- **TO DO**: Copy each line of the entries beneath that contains the word "doses".

Stored records:
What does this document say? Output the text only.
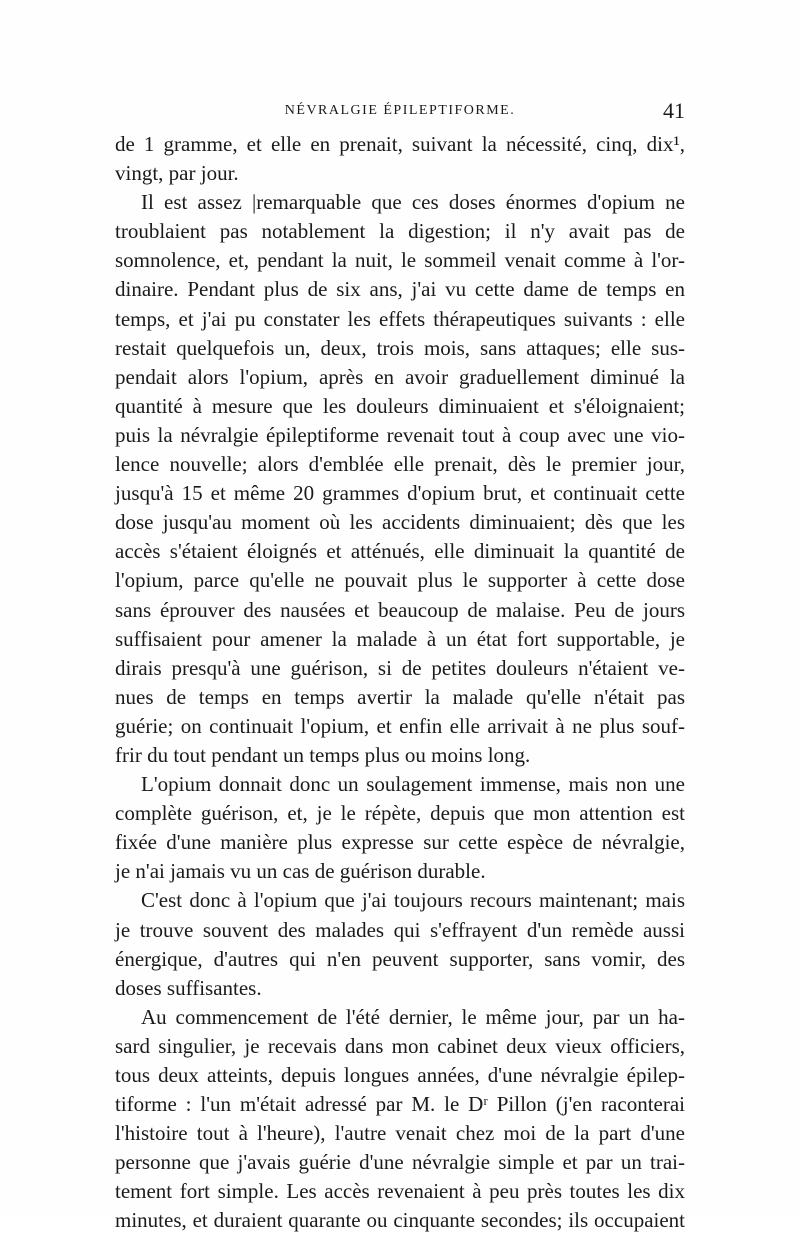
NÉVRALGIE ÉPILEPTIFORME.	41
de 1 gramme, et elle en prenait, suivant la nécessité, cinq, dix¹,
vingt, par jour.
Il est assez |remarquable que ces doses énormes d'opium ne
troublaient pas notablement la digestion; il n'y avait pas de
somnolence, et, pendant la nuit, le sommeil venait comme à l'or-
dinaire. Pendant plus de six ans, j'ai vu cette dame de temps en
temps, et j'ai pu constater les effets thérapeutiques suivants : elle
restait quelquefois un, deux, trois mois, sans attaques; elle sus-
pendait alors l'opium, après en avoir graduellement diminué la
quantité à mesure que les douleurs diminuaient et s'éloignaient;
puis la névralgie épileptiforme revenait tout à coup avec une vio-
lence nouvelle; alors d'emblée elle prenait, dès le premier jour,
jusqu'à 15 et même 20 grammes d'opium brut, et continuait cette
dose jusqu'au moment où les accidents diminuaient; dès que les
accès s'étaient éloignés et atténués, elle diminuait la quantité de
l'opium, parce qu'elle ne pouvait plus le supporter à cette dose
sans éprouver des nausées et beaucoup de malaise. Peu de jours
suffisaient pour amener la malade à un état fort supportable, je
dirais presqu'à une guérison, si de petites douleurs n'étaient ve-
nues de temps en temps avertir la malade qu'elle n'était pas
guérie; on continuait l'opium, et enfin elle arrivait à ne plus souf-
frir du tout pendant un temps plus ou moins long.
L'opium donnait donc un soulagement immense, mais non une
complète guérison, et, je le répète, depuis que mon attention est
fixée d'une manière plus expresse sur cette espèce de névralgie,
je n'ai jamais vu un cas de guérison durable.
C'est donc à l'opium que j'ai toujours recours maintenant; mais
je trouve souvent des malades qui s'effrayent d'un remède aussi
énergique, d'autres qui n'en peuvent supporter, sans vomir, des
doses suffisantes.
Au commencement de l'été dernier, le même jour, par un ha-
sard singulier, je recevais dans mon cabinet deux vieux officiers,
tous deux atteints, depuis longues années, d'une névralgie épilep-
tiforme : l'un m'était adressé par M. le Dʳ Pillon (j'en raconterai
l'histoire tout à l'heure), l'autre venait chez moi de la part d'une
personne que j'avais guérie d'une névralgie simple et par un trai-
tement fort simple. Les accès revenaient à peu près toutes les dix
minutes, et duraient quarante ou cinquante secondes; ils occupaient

- **RESPONSE**:
Il est assez |remarquable que ces doses énormes d'opium ne
doses suffisantes.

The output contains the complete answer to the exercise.